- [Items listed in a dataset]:
__________

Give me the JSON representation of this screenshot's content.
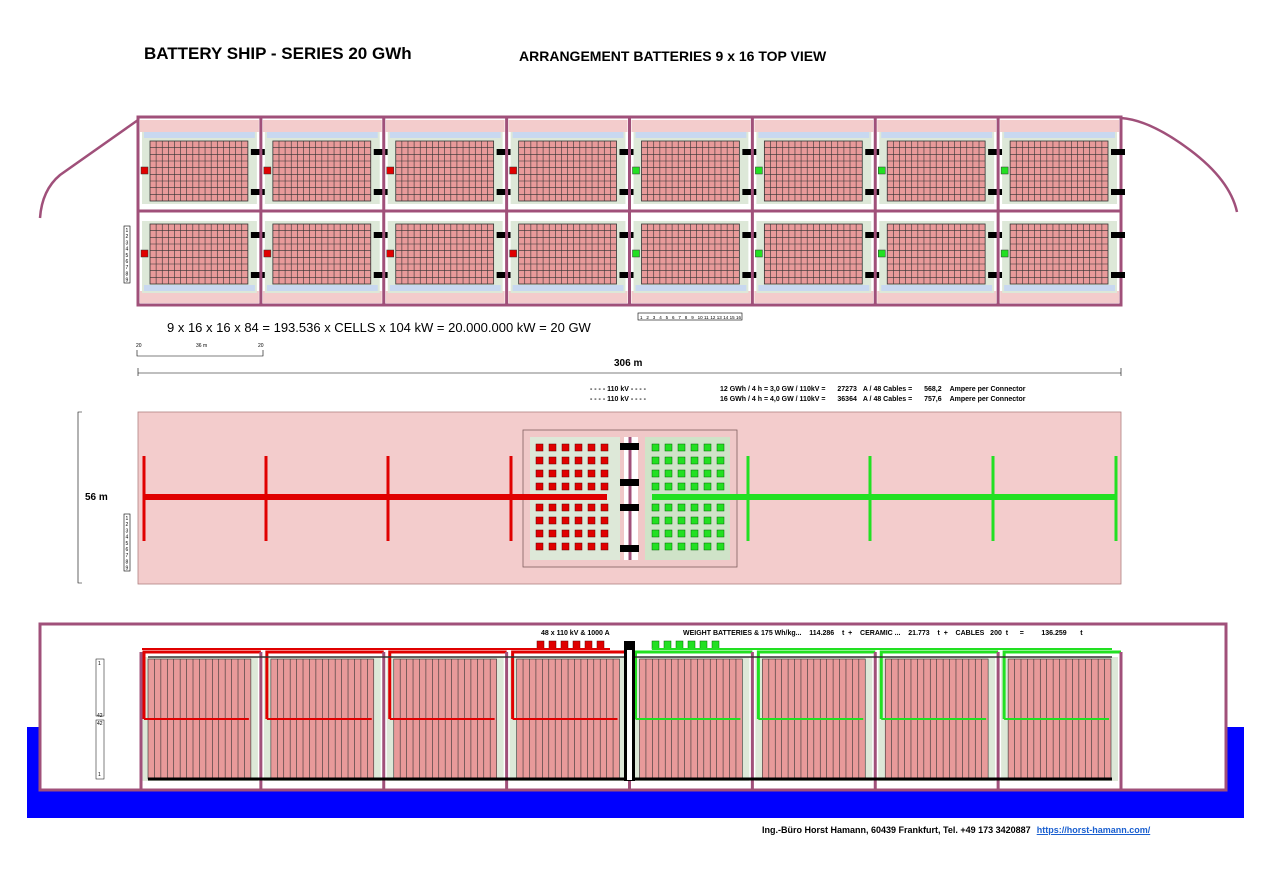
{
  "header": {
    "title": "BATTERY SHIP - SERIES 20 GWh",
    "subtitle": "ARRANGEMENT BATTERIES   9 x 16   TOP VIEW"
  },
  "top_view": {
    "columns": 8,
    "rows": 2,
    "row_labels": [
      "1",
      "2",
      "3",
      "4",
      "5",
      "6",
      "7",
      "8",
      "9"
    ],
    "column_labels": [
      "1",
      "2",
      "3",
      "4",
      "5",
      "6",
      "7",
      "8",
      "9",
      "10",
      "11",
      "12",
      "13",
      "14",
      "15",
      "16"
    ],
    "formula": "9 x 16 x 16 x 84 = 193.536  x  CELLS  x   104 kW     =     20.000.000 kW  = 20 GW",
    "scale_left": "20",
    "scale_mid": "36 m",
    "scale_right": "20",
    "length": "306 m"
  },
  "electrical": {
    "voltage_label_1": "- - - -   110 kV   - - - -",
    "voltage_label_2": "- - - -   110 kV   - - - -",
    "line1": {
      "gwh": "12  GWh  / 4 h = 3,0 GW / 110kV =",
      "amps": "27273",
      "cables": "A / 48 Cables =",
      "per": "568,2",
      "unit": "Ampere per Connector"
    },
    "line2": {
      "gwh": "16  GWh  / 4 h = 4,0 GW / 110kV =",
      "amps": "36364",
      "cables": "A / 48 Cables =",
      "per": "757,6",
      "unit": "Ampere per Connector"
    }
  },
  "mid_view": {
    "width": "56 m"
  },
  "side_view": {
    "connectors": "48 x  110 kV & 1000 A",
    "weight": "WEIGHT BATTERIES & 175 Wh/kg...    114.286    t  +    CERAMIC ...    21.773    t  +    CABLES   200  t      =         136.259       t",
    "scale_top": "1",
    "scale_mid1": "42",
    "scale_mid2": "42",
    "scale_bottom": "1"
  },
  "colors": {
    "hull": "#a0507a",
    "cell": "#e89a9a",
    "red": "#e00000",
    "green": "#22e022",
    "water": "#0000ff",
    "deck": "#f3cccc"
  },
  "footer": {
    "text": "Ing.-Büro Horst Hamann, 60439 Frankfurt, Tel. +49 173 3420887",
    "link": "https://horst-hamann.com/"
  }
}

__________

- [Problem requirements]: From the first line to the last, repeat the records exactly. Leave out the pictures.

- [Response to the task]:
Give me the JSON representation of this screenshot's content.
{
  "header": {
    "title": "BATTERY SHIP - SERIES 20 GWh",
    "subtitle": "ARRANGEMENT BATTERIES   9 x 16   TOP VIEW"
  },
  "top_view": {
    "columns": 8,
    "rows": 2,
    "row_labels": [
      "1",
      "2",
      "3",
      "4",
      "5",
      "6",
      "7",
      "8",
      "9"
    ],
    "column_labels": [
      "1",
      "2",
      "3",
      "4",
      "5",
      "6",
      "7",
      "8",
      "9",
      "10",
      "11",
      "12",
      "13",
      "14",
      "15",
      "16"
    ],
    "formula": "9 x 16 x 16 x 84 = 193.536  x  CELLS  x   104 kW     =     20.000.000 kW  = 20 GW",
    "scale_left": "20",
    "scale_mid": "36 m",
    "scale_right": "20",
    "length": "306 m"
  },
  "electrical": {
    "voltage_label_1": "- - - -   110 kV   - - - -",
    "voltage_label_2": "- - - -   110 kV   - - - -",
    "line1": {
      "gwh": "12  GWh  / 4 h = 3,0 GW / 110kV =",
      "amps": "27273",
      "cables": "A / 48 Cables =",
      "per": "568,2",
      "unit": "Ampere per Connector"
    },
    "line2": {
      "gwh": "16  GWh  / 4 h = 4,0 GW / 110kV =",
      "amps": "36364",
      "cables": "A / 48 Cables =",
      "per": "757,6",
      "unit": "Ampere per Connector"
    }
  },
  "mid_view": {
    "width": "56 m"
  },
  "side_view": {
    "connectors": "48 x  110 kV & 1000 A",
    "weight": "WEIGHT BATTERIES & 175 Wh/kg...    114.286    t  +    CERAMIC ...    21.773    t  +    CABLES   200  t      =         136.259       t",
    "scale_top": "1",
    "scale_mid1": "42",
    "scale_mid2": "42",
    "scale_bottom": "1"
  },
  "colors": {
    "hull": "#a0507a",
    "cell": "#e89a9a",
    "red": "#e00000",
    "green": "#22e022",
    "water": "#0000ff",
    "deck": "#f3cccc"
  },
  "footer": {
    "text": "Ing.-Büro Horst Hamann, 60439 Frankfurt, Tel. +49 173 3420887",
    "link": "https://horst-hamann.com/"
  }
}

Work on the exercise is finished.